(Records for this exercise)
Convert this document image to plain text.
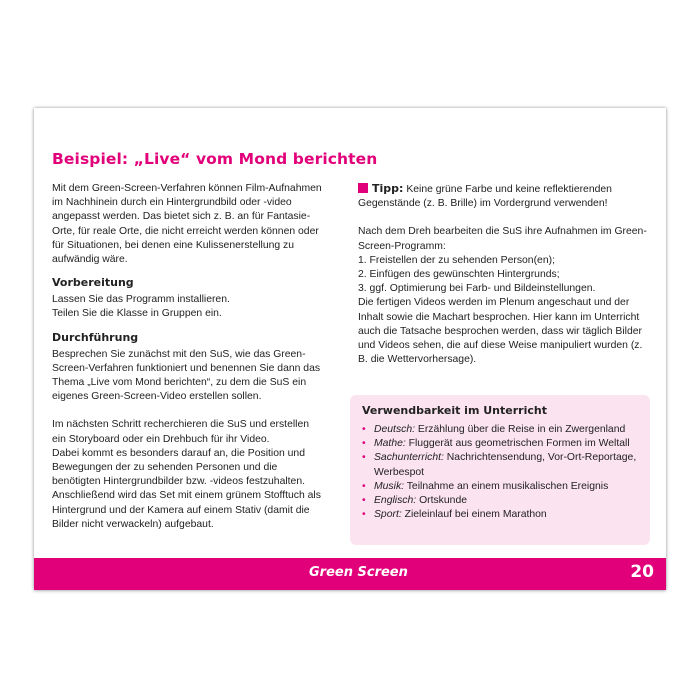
Beispiel: „Live“ vom Mond berichten

Mit dem Green-Screen-Verfahren können Film-Aufnahmen im Nachhinein durch ein Hintergrundbild oder -video angepasst werden. Das bietet sich z. B. an für Fantasie-Orte, für reale Orte, die nicht erreicht werden können oder für Situationen, bei denen eine Kulissenerstellung zu aufwändig wäre.

Vorbereitung

Lassen Sie das Programm installieren.

Teilen Sie die Klasse in Gruppen ein.

Durchführung

Besprechen Sie zunächst mit den SuS, wie das Green-Screen-Verfahren funktioniert und benennen Sie dann das Thema „Live vom Mond berichten“, zu dem die SuS ein eigenes Green-Screen-Video erstellen sollen.

Im nächsten Schritt recherchieren die SuS und erstellen ein Storyboard oder ein Drehbuch für ihr Video.

Dabei kommt es besonders darauf an, die Position und Bewegungen der zu sehenden Personen und die benötigten Hintergrundbilder bzw. -videos festzuhalten. Anschließend wird das Set mit einem grünem Stofftuch als Hintergrund und der Kamera auf einem Stativ (damit die Bilder nicht verwackeln) aufgebaut.

Tipp: Keine grüne Farbe und keine reflektierenden Gegenstände (z. B. Brille) im Vordergrund verwenden!

Nach dem Dreh bearbeiten die SuS ihre Aufnahmen im Green-Screen-Programm:

1. Freistellen der zu sehenden Person(en);

2. Einfügen des gewünschten Hintergrunds;

3. ggf. Optimierung bei Farb- und Bildeinstellungen.

Die fertigen Videos werden im Plenum angeschaut und der Inhalt sowie die Machart besprochen. Hier kann im Unterricht auch die Tatsache besprochen werden, dass wir täglich Bilder und Videos sehen, die auf diese Weise manipuliert wurden (z. B. die Wettervorhersage).

Verwendbarkeit im Unterricht
• Deutsch: Erzählung über die Reise in ein Zwergenland
• Mathe: Fluggerät aus geometrischen Formen im Weltall
• Sachunterricht: Nachrichtensendung, Vor-Ort-Reportage, Werbespot
• Musik: Teilnahme an einem musikalischen Ereignis
• Englisch: Ortskunde
• Sport: Zieleinlauf bei einem Marathon
Green Screen	20
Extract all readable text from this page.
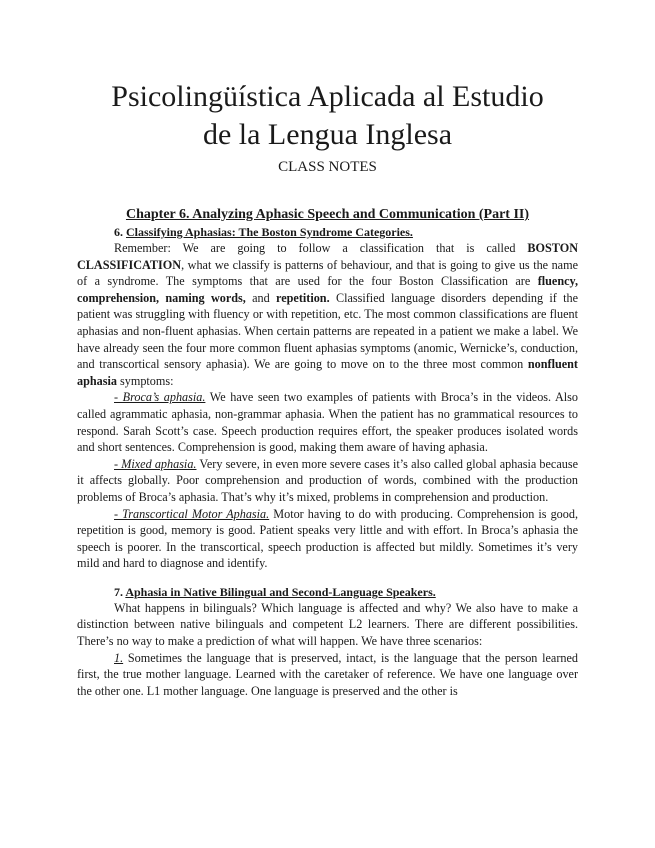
Psicolingüística Aplicada al Estudio
de la Lengua Inglesa
CLASS NOTES
Chapter 6. Analyzing Aphasic Speech and Communication (Part II)
6. Classifying Aphasias: The Boston Syndrome Categories.

Remember: We are going to follow a classification that is called BOSTON CLASSIFICATION, what we classify is patterns of behaviour, and that is going to give us the name of a syndrome. The symptoms that are used for the four Boston Classification are fluency, comprehension, naming words, and repetition. Classified language disorders depending if the patient was struggling with fluency or with repetition, etc. The most common classifications are fluent aphasias and non-fluent aphasias. When certain patterns are repeated in a patient we make a label. We have already seen the four more common fluent aphasias symptoms (anomic, Wernicke’s, conduction, and transcortical sensory aphasia). We are going to move on to the three most common nonfluent aphasia symptoms:

- Broca’s aphasia. We have seen two examples of patients with Broca’s in the videos. Also called agrammatic aphasia, non-grammar aphasia. When the patient has no grammatical resources to respond. Sarah Scott’s case. Speech production requires effort, the speaker produces isolated words and short sentences. Comprehension is good, making them aware of having aphasia.

- Mixed aphasia. Very severe, in even more severe cases it’s also called global aphasia because it affects globally. Poor comprehension and production of words, combined with the production problems of Broca’s aphasia. That’s why it’s mixed, problems in comprehension and production.

- Transcortical Motor Aphasia. Motor having to do with producing. Comprehension is good, repetition is good, memory is good. Patient speaks very little and with effort. In Broca’s aphasia the speech is poorer. In the transcortical, speech production is affected but mildly. Sometimes it’s very mild and hard to diagnose and identify.

7. Aphasia in Native Bilingual and Second-Language Speakers.

What happens in bilinguals? Which language is affected and why? We also have to make a distinction between native bilinguals and competent L2 learners. There are different possibilities. There’s no way to make a prediction of what will happen. We have three scenarios:

1. Sometimes the language that is preserved, intact, is the language that the person learned first, the true mother language. Learned with the caretaker of reference. We have one language over the other one. L1 mother language. One language is preserved and the other is
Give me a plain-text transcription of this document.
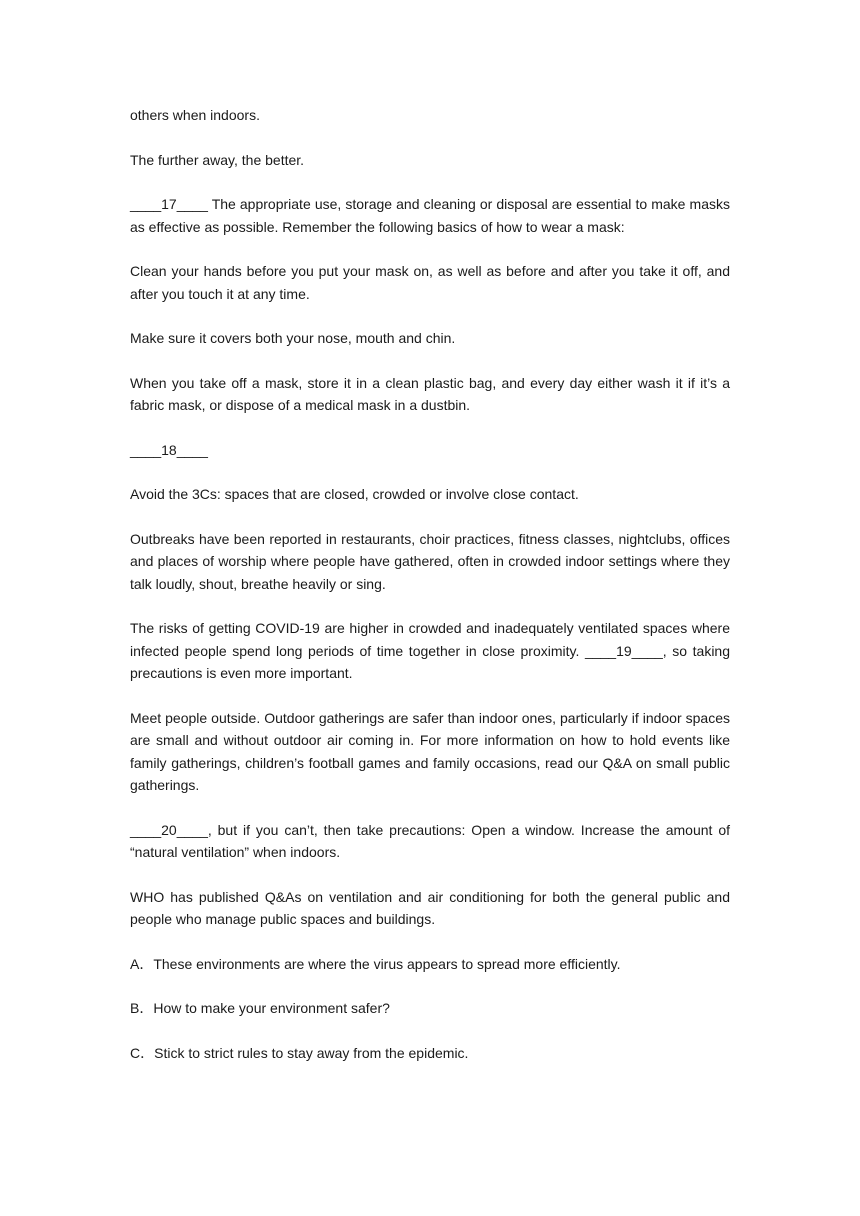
others when indoors.

The further away, the better.

____17____ The appropriate use, storage and cleaning or disposal are essential to make masks as effective as possible. Remember the following basics of how to wear a mask:

Clean your hands before you put your mask on, as well as before and after you take it off, and after you touch it at any time.

Make sure it covers both your nose, mouth and chin.

When you take off a mask, store it in a clean plastic bag, and every day either wash it if it’s a fabric mask, or dispose of a medical mask in a dustbin.

____18____

Avoid the 3Cs: spaces that are closed, crowded or involve close contact.

Outbreaks have been reported in restaurants, choir practices, fitness classes, nightclubs, offices and places of worship where people have gathered, often in crowded indoor settings where they talk loudly, shout, breathe heavily or sing.

The risks of getting COVID-19 are higher in crowded and inadequately ventilated spaces where infected people spend long periods of time together in close proximity. ____19____, so taking precautions is even more important.

Meet people outside. Outdoor gatherings are safer than indoor ones, particularly if indoor spaces are small and without outdoor air coming in. For more information on how to hold events like family gatherings, children’s football games and family occasions, read our Q&A on small public gatherings.

____20____, but if you can’t, then take precautions: Open a window. Increase the amount of “natural ventilation” when indoors.

WHO has published Q&As on ventilation and air conditioning for both the general public and people who manage public spaces and buildings.

A．These environments are where the virus appears to spread more efficiently.

B．How to make your environment safer?

C．Stick to strict rules to stay away from the epidemic.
(End Records for this exercise)
→ Assigned task: All entries above should be printed exactly, though without their pictures.

→ Task response:
Convert this document image to plain text.
Beispiel: „Live“ vom Mond berichten

Mit dem Green-Screen-Verfahren können Film-Aufnahmen im Nachhinein durch ein Hintergrundbild oder -video angepasst werden. Das bietet sich z. B. an für Fantasie-Orte, für reale Orte, die nicht erreicht werden können oder für Situationen, bei denen eine Kulissenerstellung zu aufwändig wäre.

Vorbereitung

Lassen Sie das Programm installieren.

Teilen Sie die Klasse in Gruppen ein.

Durchführung

Besprechen Sie zunächst mit den SuS, wie das Green-Screen-Verfahren funktioniert und benennen Sie dann das Thema „Live vom Mond berichten“, zu dem die SuS ein eigenes Green-Screen-Video erstellen sollen.

Im nächsten Schritt recherchieren die SuS und erstellen ein Storyboard oder ein Drehbuch für ihr Video.

Dabei kommt es besonders darauf an, die Position und Bewegungen der zu sehenden Personen und die benötigten Hintergrundbilder bzw. -videos festzuhalten. Anschließend wird das Set mit einem grünem Stofftuch als Hintergrund und der Kamera auf einem Stativ (damit die Bilder nicht verwackeln) aufgebaut.

Tipp: Keine grüne Farbe und keine reflektierenden Gegenstände (z. B. Brille) im Vordergrund verwenden!

Nach dem Dreh bearbeiten die SuS ihre Aufnahmen im Green-Screen-Programm:

1. Freistellen der zu sehenden Person(en);

2. Einfügen des gewünschten Hintergrunds;

3. ggf. Optimierung bei Farb- und Bildeinstellungen.

Die fertigen Videos werden im Plenum angeschaut und der Inhalt sowie die Machart besprochen. Hier kann im Unterricht auch die Tatsache besprochen werden, dass wir täglich Bilder und Videos sehen, die auf diese Weise manipuliert wurden (z. B. die Wettervorhersage).

Verwendbarkeit im Unterricht
• Deutsch: Erzählung über die Reise in ein Zwergenland
• Mathe: Fluggerät aus geometrischen Formen im Weltall
• Sachunterricht: Nachrichtensendung, Vor-Ort-Reportage, Werbespot
• Musik: Teilnahme an einem musikalischen Ereignis
• Englisch: Ortskunde
• Sport: Zieleinlauf bei einem Marathon
Green Screen	20
Extract all readable text from this page.
Psicolingüística Aplicada al Estudio
de la Lengua Inglesa
CLASS NOTES
Chapter 6. Analyzing Aphasic Speech and Communication (Part II)
6. Classifying Aphasias: The Boston Syndrome Categories.

Remember: We are going to follow a classification that is called BOSTON CLASSIFICATION, what we classify is patterns of behaviour, and that is going to give us the name of a syndrome. The symptoms that are used for the four Boston Classification are fluency, comprehension, naming words, and repetition. Classified language disorders depending if the patient was struggling with fluency or with repetition, etc. The most common classifications are fluent aphasias and non-fluent aphasias. When certain patterns are repeated in a patient we make a label. We have already seen the four more common fluent aphasias symptoms (anomic, Wernicke’s, conduction, and transcortical sensory aphasia). We are going to move on to the three most common nonfluent aphasia symptoms:

- Broca’s aphasia. We have seen two examples of patients with Broca’s in the videos. Also called agrammatic aphasia, non-grammar aphasia. When the patient has no grammatical resources to respond. Sarah Scott’s case. Speech production requires effort, the speaker produces isolated words and short sentences. Comprehension is good, making them aware of having aphasia.

- Mixed aphasia. Very severe, in even more severe cases it’s also called global aphasia because it affects globally. Poor comprehension and production of words, combined with the production problems of Broca’s aphasia. That’s why it’s mixed, problems in comprehension and production.

- Transcortical Motor Aphasia. Motor having to do with producing. Comprehension is good, repetition is good, memory is good. Patient speaks very little and with effort. In Broca’s aphasia the speech is poorer. In the transcortical, speech production is affected but mildly. Sometimes it’s very mild and hard to diagnose and identify.

7. Aphasia in Native Bilingual and Second-Language Speakers.

What happens in bilinguals? Which language is affected and why? We also have to make a distinction between native bilinguals and competent L2 learners. There are different possibilities. There’s no way to make a prediction of what will happen. We have three scenarios:

1. Sometimes the language that is preserved, intact, is the language that the person learned first, the true mother language. Learned with the caretaker of reference. We have one language over the other one. L1 mother language. One language is preserved and the other is
Give me a plain-text transcription of this document.
others when indoors.

The further away, the better.

____17____ The appropriate use, storage and cleaning or disposal are essential to make masks as effective as possible. Remember the following basics of how to wear a mask:

Clean your hands before you put your mask on, as well as before and after you take it off, and after you touch it at any time.

Make sure it covers both your nose, mouth and chin.

When you take off a mask, store it in a clean plastic bag, and every day either wash it if it’s a fabric mask, or dispose of a medical mask in a dustbin.

____18____

Avoid the 3Cs: spaces that are closed, crowded or involve close contact.

Outbreaks have been reported in restaurants, choir practices, fitness classes, nightclubs, offices and places of worship where people have gathered, often in crowded indoor settings where they talk loudly, shout, breathe heavily or sing.

The risks of getting COVID-19 are higher in crowded and inadequately ventilated spaces where infected people spend long periods of time together in close proximity. ____19____, so taking precautions is even more important.

Meet people outside. Outdoor gatherings are safer than indoor ones, particularly if indoor spaces are small and without outdoor air coming in. For more information on how to hold events like family gatherings, children’s football games and family occasions, read our Q&A on small public gatherings.

____20____, but if you can’t, then take precautions: Open a window. Increase the amount of “natural ventilation” when indoors.

WHO has published Q&As on ventilation and air conditioning for both the general public and people who manage public spaces and buildings.

A．These environments are where the virus appears to spread more efficiently.

B．How to make your environment safer?

C．Stick to strict rules to stay away from the epidemic.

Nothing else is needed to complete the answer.